**DO THIS**
Copy out all of the data below with no alterations.

Data entries:
****************************************
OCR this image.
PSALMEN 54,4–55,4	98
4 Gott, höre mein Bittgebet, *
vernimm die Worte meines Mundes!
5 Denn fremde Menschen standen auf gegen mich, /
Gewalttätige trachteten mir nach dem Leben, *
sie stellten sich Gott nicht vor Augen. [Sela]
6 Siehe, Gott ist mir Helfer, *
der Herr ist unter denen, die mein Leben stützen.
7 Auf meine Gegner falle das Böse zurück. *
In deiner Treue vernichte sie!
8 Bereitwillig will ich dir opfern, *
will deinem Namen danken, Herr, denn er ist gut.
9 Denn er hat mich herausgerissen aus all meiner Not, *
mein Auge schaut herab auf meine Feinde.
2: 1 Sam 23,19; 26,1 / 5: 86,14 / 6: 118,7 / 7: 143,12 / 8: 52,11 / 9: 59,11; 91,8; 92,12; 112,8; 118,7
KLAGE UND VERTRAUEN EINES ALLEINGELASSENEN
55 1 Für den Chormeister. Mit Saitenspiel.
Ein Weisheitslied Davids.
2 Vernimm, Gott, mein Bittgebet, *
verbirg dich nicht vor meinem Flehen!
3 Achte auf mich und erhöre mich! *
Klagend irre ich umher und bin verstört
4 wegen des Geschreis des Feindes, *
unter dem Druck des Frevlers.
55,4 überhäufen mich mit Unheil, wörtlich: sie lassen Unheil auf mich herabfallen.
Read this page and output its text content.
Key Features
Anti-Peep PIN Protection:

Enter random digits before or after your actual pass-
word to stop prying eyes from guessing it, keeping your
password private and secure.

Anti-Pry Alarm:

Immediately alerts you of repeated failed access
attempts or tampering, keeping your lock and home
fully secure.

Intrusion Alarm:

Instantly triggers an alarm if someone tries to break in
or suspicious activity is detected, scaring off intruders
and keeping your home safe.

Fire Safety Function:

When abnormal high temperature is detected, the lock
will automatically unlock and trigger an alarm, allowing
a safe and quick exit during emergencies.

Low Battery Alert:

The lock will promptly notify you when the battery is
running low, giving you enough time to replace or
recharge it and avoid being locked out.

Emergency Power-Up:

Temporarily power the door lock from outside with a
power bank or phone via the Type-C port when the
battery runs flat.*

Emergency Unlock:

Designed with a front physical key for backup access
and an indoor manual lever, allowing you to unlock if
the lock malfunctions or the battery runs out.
****************************************
**CORRECT RESPONSE**
OCR this image.
PSALMEN 54,4–55,4	98
4 Gott, höre mein Bittgebet, *
vernimm die Worte meines Mundes!
5 Denn fremde Menschen standen auf gegen mich, /
Gewalttätige trachteten mir nach dem Leben, *
sie stellten sich Gott nicht vor Augen. [Sela]
6 Siehe, Gott ist mir Helfer, *
der Herr ist unter denen, die mein Leben stützen.
7 Auf meine Gegner falle das Böse zurück. *
In deiner Treue vernichte sie!
8 Bereitwillig will ich dir opfern, *
will deinem Namen danken, Herr, denn er ist gut.
9 Denn er hat mich herausgerissen aus all meiner Not, *
mein Auge schaut herab auf meine Feinde.
2: 1 Sam 23,19; 26,1 / 5: 86,14 / 6: 118,7 / 7: 143,12 / 8: 52,11 / 9: 59,11; 91,8; 92,12; 112,8; 118,7
KLAGE UND VERTRAUEN EINES ALLEINGELASSENEN
55 1 Für den Chormeister. Mit Saitenspiel.
Ein Weisheitslied Davids.
2 Vernimm, Gott, mein Bittgebet, *
verbirg dich nicht vor meinem Flehen!
3 Achte auf mich und erhöre mich! *
Klagend irre ich umher und bin verstört
4 wegen des Geschreis des Feindes, *
unter dem Druck des Frevlers.
55,4 überhäufen mich mit Unheil, wörtlich: sie lassen Unheil auf mich herabfallen.
Read this page and output its text content.
Key Features
Anti-Peep PIN Protection:

Enter random digits before or after your actual pass-
word to stop prying eyes from guessing it, keeping your
password private and secure.

Anti-Pry Alarm:

Immediately alerts you of repeated failed access
attempts or tampering, keeping your lock and home
fully secure.

Intrusion Alarm:

Instantly triggers an alarm if someone tries to break in
or suspicious activity is detected, scaring off intruders
and keeping your home safe.

Fire Safety Function:

When abnormal high temperature is detected, the lock
will automatically unlock and trigger an alarm, allowing
a safe and quick exit during emergencies.

Low Battery Alert:

The lock will promptly notify you when the battery is
running low, giving you enough time to replace or
recharge it and avoid being locked out.

Emergency Power-Up:

Temporarily power the door lock from outside with a
power bank or phone via the Type-C port when the
battery runs flat.*

Emergency Unlock:

Designed with a front physical key for backup access
and an indoor manual lever, allowing you to unlock if
the lock malfunctions or the battery runs out.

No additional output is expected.